To do:
Gather the lines below that include the string "Herr", copying each in full.

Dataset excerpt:
»»

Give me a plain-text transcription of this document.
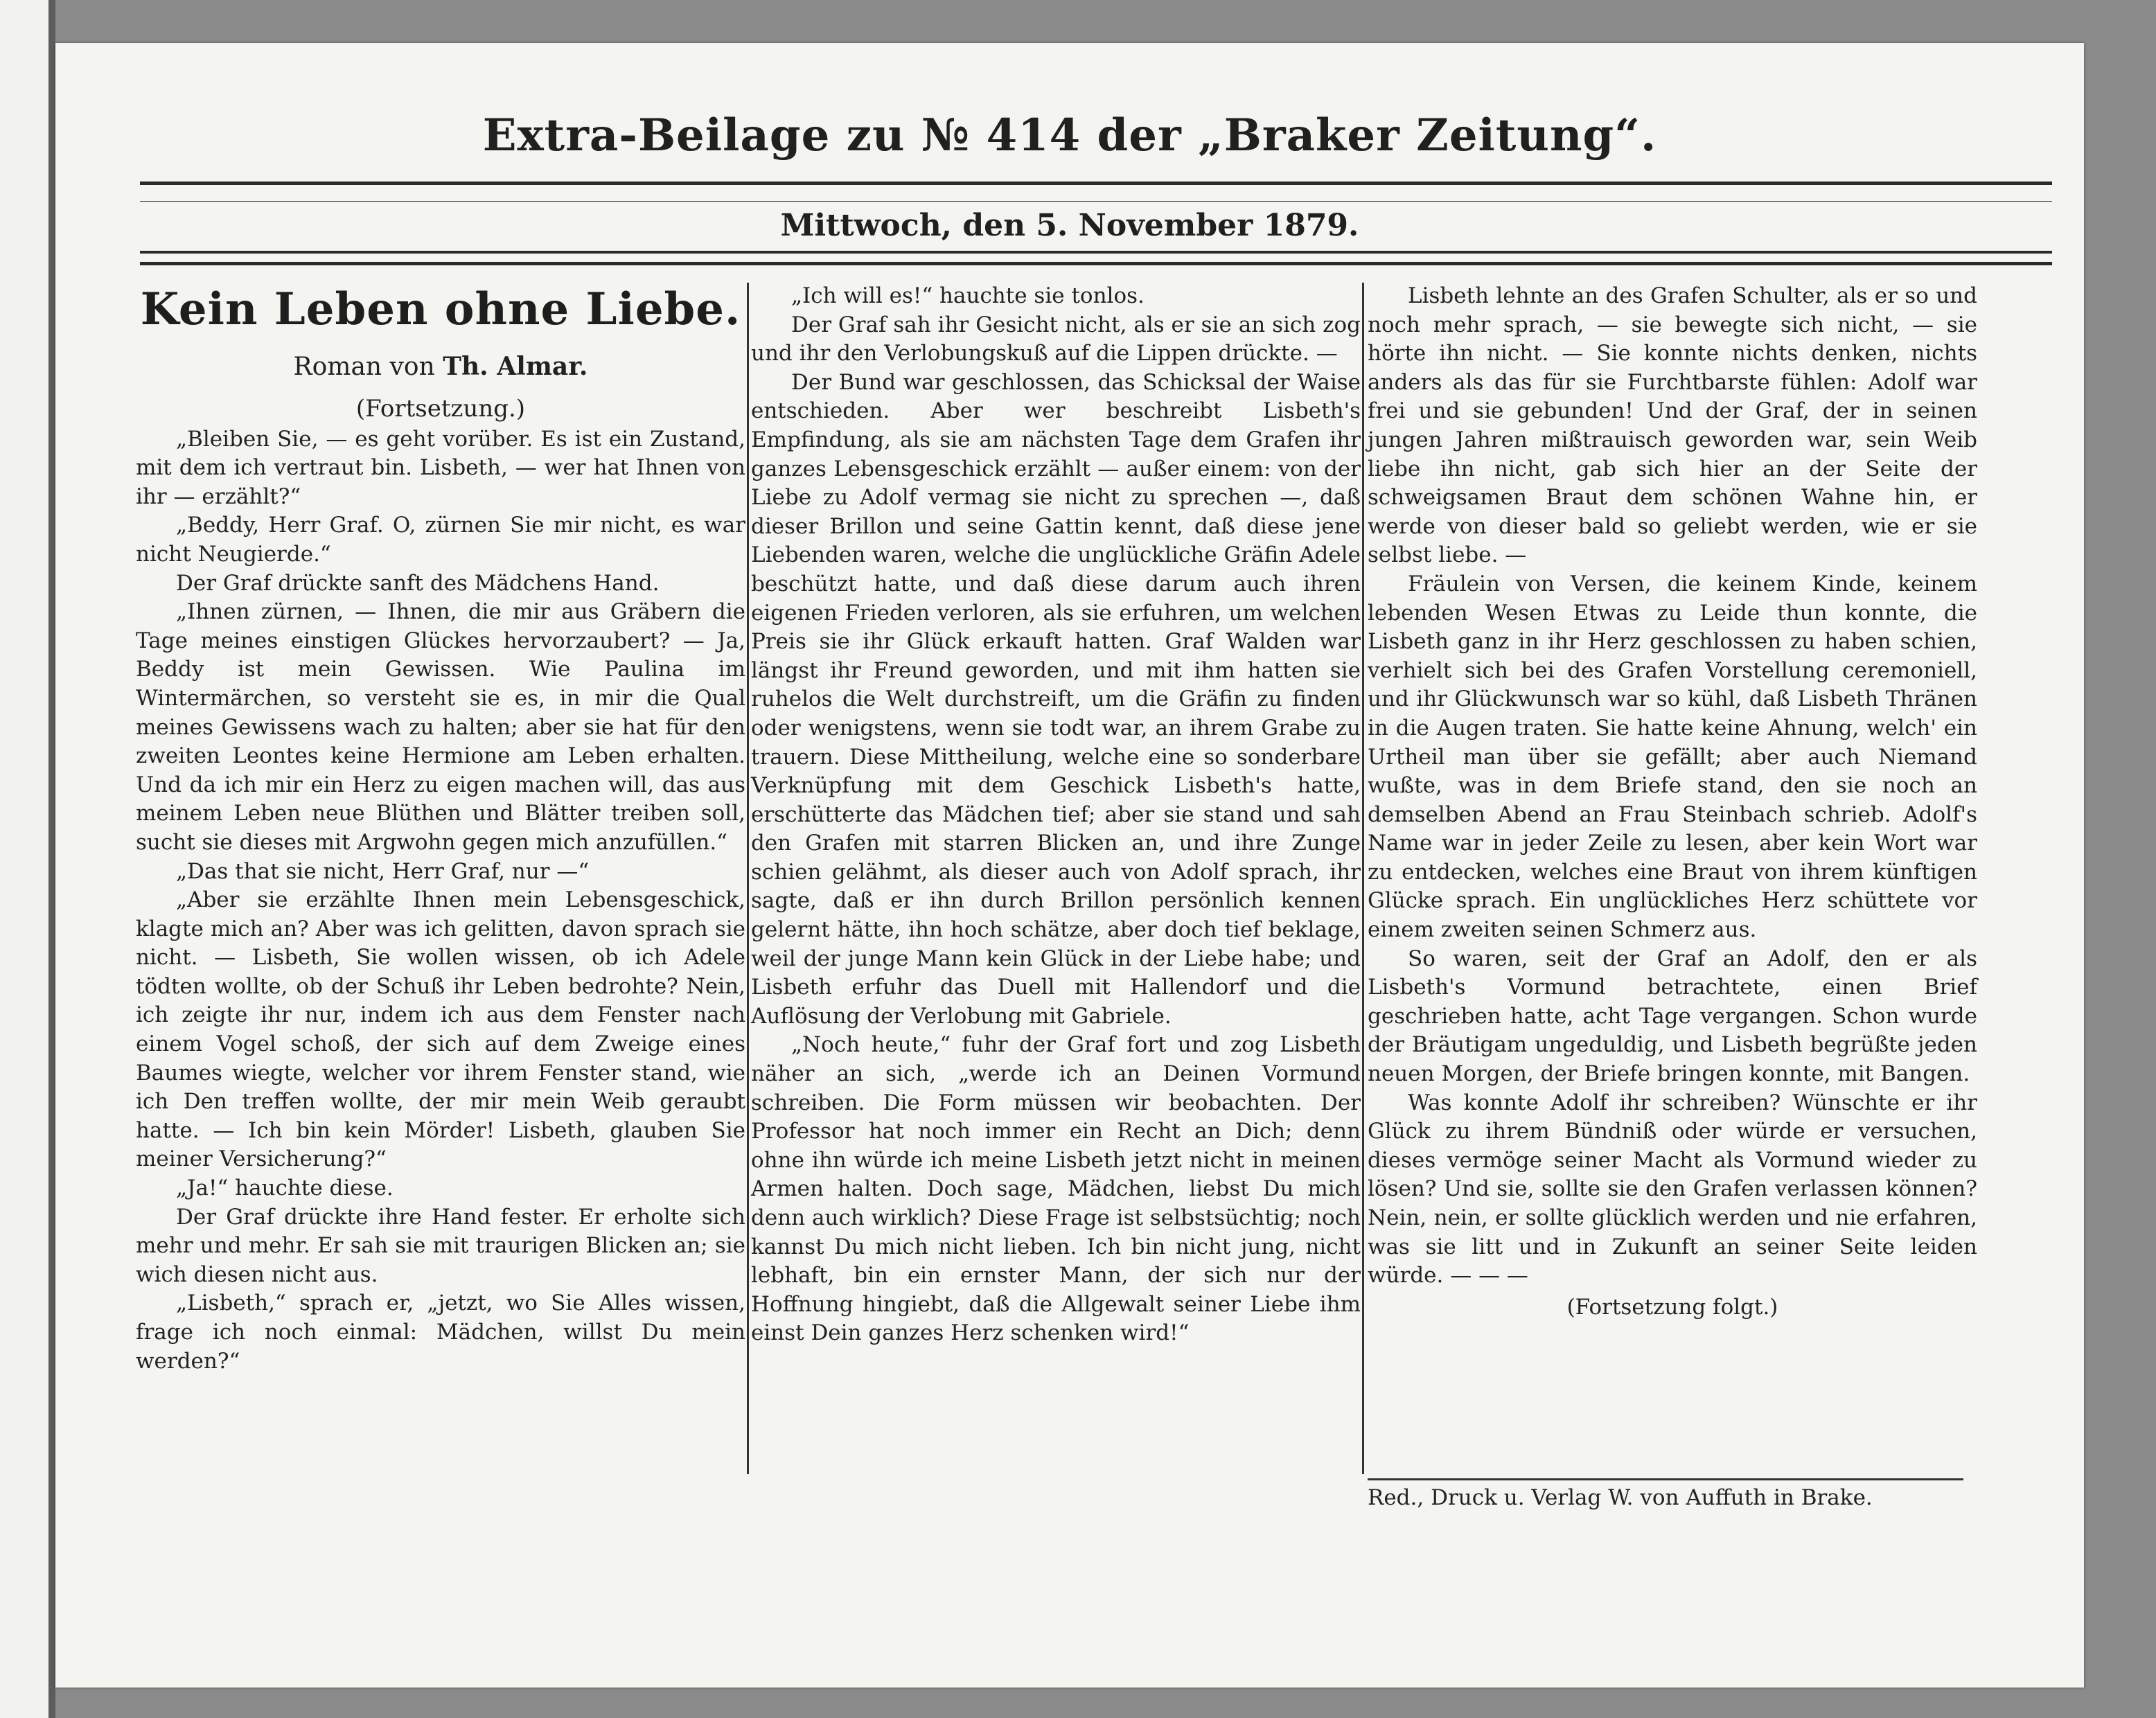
Extra-Beilage zu № 414 der „Braker Zeitung“.

Mittwoch, den 5. November 1879.

Kein Leben ohne Liebe.
Roman von Th. Almar.

(Fortsetzung.)

„Bleiben Sie, — es geht vorüber. Es ist ein Zustand, mit dem ich vertraut bin. Lisbeth, — wer hat Ihnen von ihr — erzählt?“

„Beddy, Herr Graf. O, zürnen Sie mir nicht, es war nicht Neugierde.“

Der Graf drückte sanft des Mädchens Hand.

„Ihnen zürnen, — Ihnen, die mir aus Gräbern die Tage meines einstigen Glückes hervorzaubert? — Ja, Beddy ist mein Gewissen. Wie Paulina im Wintermärchen, so versteht sie es, in mir die Qual meines Gewissens wach zu halten; aber sie hat für den zweiten Leontes keine Hermione am Leben erhalten. Und da ich mir ein Herz zu eigen machen will, das aus meinem Leben neue Blüthen und Blätter treiben soll, sucht sie dieses mit Argwohn gegen mich anzufüllen.“

„Das that sie nicht, Herr Graf, nur —“

„Aber sie erzählte Ihnen mein Lebensgeschick, klagte mich an? Aber was ich gelitten, davon sprach sie nicht. — Lisbeth, Sie wollen wissen, ob ich Adele tödten wollte, ob der Schuß ihr Leben bedrohte? Nein, ich zeigte ihr nur, indem ich aus dem Fenster nach einem Vogel schoß, der sich auf dem Zweige eines Baumes wiegte, welcher vor ihrem Fenster stand, wie ich Den treffen wollte, der mir mein Weib geraubt hatte. — Ich bin kein Mörder! Lisbeth, glauben Sie meiner Versicherung?“

„Ja!“ hauchte diese.

Der Graf drückte ihre Hand fester. Er erholte sich mehr und mehr. Er sah sie mit traurigen Blicken an; sie wich diesen nicht aus.

„Lisbeth,“ sprach er, „jetzt, wo Sie Alles wissen, frage ich noch einmal: Mädchen, willst Du mein werden?“

„Ich will es!“ hauchte sie tonlos.

Der Graf sah ihr Gesicht nicht, als er sie an sich zog und ihr den Verlobungskuß auf die Lippen drückte. —

Der Bund war geschlossen, das Schicksal der Waise entschieden. Aber wer beschreibt Lisbeth's Empfindung, als sie am nächsten Tage dem Grafen ihr ganzes Lebensgeschick erzählt — außer einem: von der Liebe zu Adolf vermag sie nicht zu sprechen —, daß dieser Brillon und seine Gattin kennt, daß diese jene Liebenden waren, welche die unglückliche Gräfin Adele beschützt hatte, und daß diese darum auch ihren eigenen Frieden verloren, als sie erfuhren, um welchen Preis sie ihr Glück erkauft hatten. Graf Walden war längst ihr Freund geworden, und mit ihm hatten sie ruhelos die Welt durchstreift, um die Gräfin zu finden oder wenigstens, wenn sie todt war, an ihrem Grabe zu trauern. Diese Mittheilung, welche eine so sonderbare Verknüpfung mit dem Geschick Lisbeth's hatte, erschütterte das Mädchen tief; aber sie stand und sah den Grafen mit starren Blicken an, und ihre Zunge schien gelähmt, als dieser auch von Adolf sprach, ihr sagte, daß er ihn durch Brillon persönlich kennen gelernt hätte, ihn hoch schätze, aber doch tief beklage, weil der junge Mann kein Glück in der Liebe habe; und Lisbeth erfuhr das Duell mit Hallendorf und die Auflösung der Verlobung mit Gabriele.

„Noch heute,“ fuhr der Graf fort und zog Lisbeth näher an sich, „werde ich an Deinen Vormund schreiben. Die Form müssen wir beobachten. Der Professor hat noch immer ein Recht an Dich; denn ohne ihn würde ich meine Lisbeth jetzt nicht in meinen Armen halten. Doch sage, Mädchen, liebst Du mich denn auch wirklich? Diese Frage ist selbstsüchtig; noch kannst Du mich nicht lieben. Ich bin nicht jung, nicht lebhaft, bin ein ernster Mann, der sich nur der Hoffnung hingiebt, daß die Allgewalt seiner Liebe ihm einst Dein ganzes Herz schenken wird!“

Lisbeth lehnte an des Grafen Schulter, als er so und noch mehr sprach, — sie bewegte sich nicht, — sie hörte ihn nicht. — Sie konnte nichts denken, nichts anders als das für sie Furchtbarste fühlen: Adolf war frei und sie gebunden! Und der Graf, der in seinen jungen Jahren mißtrauisch geworden war, sein Weib liebe ihn nicht, gab sich hier an der Seite der schweigsamen Braut dem schönen Wahne hin, er werde von dieser bald so geliebt werden, wie er sie selbst liebe. —

Fräulein von Versen, die keinem Kinde, keinem lebenden Wesen Etwas zu Leide thun konnte, die Lisbeth ganz in ihr Herz geschlossen zu haben schien, verhielt sich bei des Grafen Vorstellung ceremoniell, und ihr Glückwunsch war so kühl, daß Lisbeth Thränen in die Augen traten. Sie hatte keine Ahnung, welch' ein Urtheil man über sie gefällt; aber auch Niemand wußte, was in dem Briefe stand, den sie noch an demselben Abend an Frau Steinbach schrieb. Adolf's Name war in jeder Zeile zu lesen, aber kein Wort war zu entdecken, welches eine Braut von ihrem künftigen Glücke sprach. Ein unglückliches Herz schüttete vor einem zweiten seinen Schmerz aus.

So waren, seit der Graf an Adolf, den er als Lisbeth's Vormund betrachtete, einen Brief geschrieben hatte, acht Tage vergangen. Schon wurde der Bräutigam ungeduldig, und Lisbeth begrüßte jeden neuen Morgen, der Briefe bringen konnte, mit Bangen.

Was konnte Adolf ihr schreiben? Wünschte er ihr Glück zu ihrem Bündniß oder würde er versuchen, dieses vermöge seiner Macht als Vormund wieder zu lösen? Und sie, sollte sie den Grafen verlassen können? Nein, nein, er sollte glücklich werden und nie erfahren, was sie litt und in Zukunft an seiner Seite leiden würde. — — —

(Fortsetzung folgt.)

Red., Druck u. Verlag W. von Auffuth in Brake.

««

Finished exercise:
„Beddy, Herr Graf. O, zürnen Sie mir nicht, es war nicht Neugierde.“
„Das that sie nicht, Herr Graf, nur —“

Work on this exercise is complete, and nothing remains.